--- begin INPUT RECORDS ---

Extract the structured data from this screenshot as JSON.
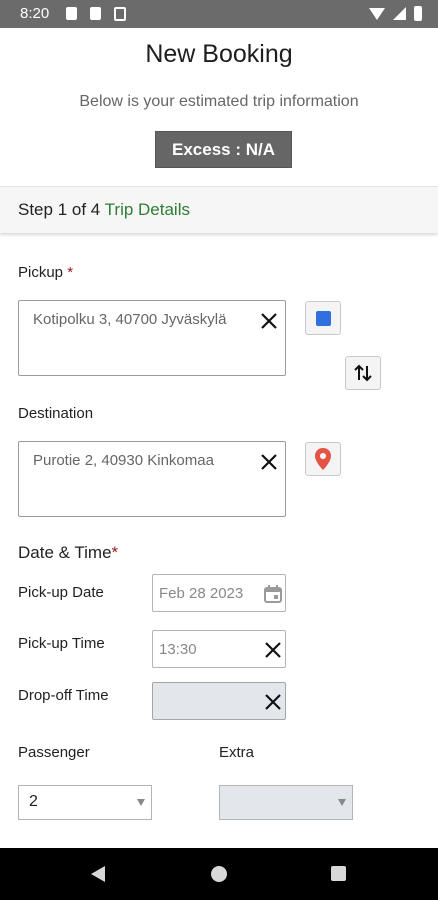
{
  "status_bar": {
    "time": "8:20"
  },
  "header": {
    "title": "New Booking",
    "subtitle": "Below is your estimated trip information",
    "excess_label": "Excess : N/A"
  },
  "step": {
    "prefix": "Step 1 of 4",
    "name": "Trip Details"
  },
  "pickup": {
    "label": "Pickup",
    "required_mark": "*",
    "value": "Kotipolku 3, 40700 Jyväskylä"
  },
  "destination": {
    "label": "Destination",
    "value": "Purotie 2, 40930 Kinkomaa"
  },
  "datetime": {
    "section_label": "Date & Time",
    "required_mark": "*",
    "pickup_date_label": "Pick-up Date",
    "pickup_date_value": "Feb 28 2023",
    "pickup_time_label": "Pick-up Time",
    "pickup_time_value": "13:30",
    "dropoff_time_label": "Drop-off Time",
    "dropoff_time_value": ""
  },
  "passenger": {
    "label": "Passenger",
    "selected": "2"
  },
  "extra": {
    "label": "Extra",
    "selected": ""
  },
  "colors": {
    "accent_green": "#2e7d32",
    "excess_bg": "#666666",
    "pickup_marker": "#2f6fde",
    "destination_marker": "#e45445",
    "disabled_bg": "#e3e7ec"
  },
  "icons": {
    "pickup_marker": "blue-square-icon",
    "swap": "swap-vertical-icon",
    "destination_marker": "map-pin-icon",
    "calendar": "calendar-icon",
    "clear": "close-icon"
  }
}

--- end INPUT RECORDS ---

GOAL OF THE EXERCISE
Print out the material word for word, omitting the pictures.

FULL SOLUTION
Extract the structured data from this screenshot as JSON.
{
  "status_bar": {
    "time": "8:20"
  },
  "header": {
    "title": "New Booking",
    "subtitle": "Below is your estimated trip information",
    "excess_label": "Excess : N/A"
  },
  "step": {
    "prefix": "Step 1 of 4",
    "name": "Trip Details"
  },
  "pickup": {
    "label": "Pickup",
    "required_mark": "*",
    "value": "Kotipolku 3, 40700 Jyväskylä"
  },
  "destination": {
    "label": "Destination",
    "value": "Purotie 2, 40930 Kinkomaa"
  },
  "datetime": {
    "section_label": "Date & Time",
    "required_mark": "*",
    "pickup_date_label": "Pick-up Date",
    "pickup_date_value": "Feb 28 2023",
    "pickup_time_label": "Pick-up Time",
    "pickup_time_value": "13:30",
    "dropoff_time_label": "Drop-off Time",
    "dropoff_time_value": ""
  },
  "passenger": {
    "label": "Passenger",
    "selected": "2"
  },
  "extra": {
    "label": "Extra",
    "selected": ""
  },
  "colors": {
    "accent_green": "#2e7d32",
    "excess_bg": "#666666",
    "pickup_marker": "#2f6fde",
    "destination_marker": "#e45445",
    "disabled_bg": "#e3e7ec"
  },
  "icons": {
    "pickup_marker": "blue-square-icon",
    "swap": "swap-vertical-icon",
    "destination_marker": "map-pin-icon",
    "calendar": "calendar-icon",
    "clear": "close-icon"
  }
}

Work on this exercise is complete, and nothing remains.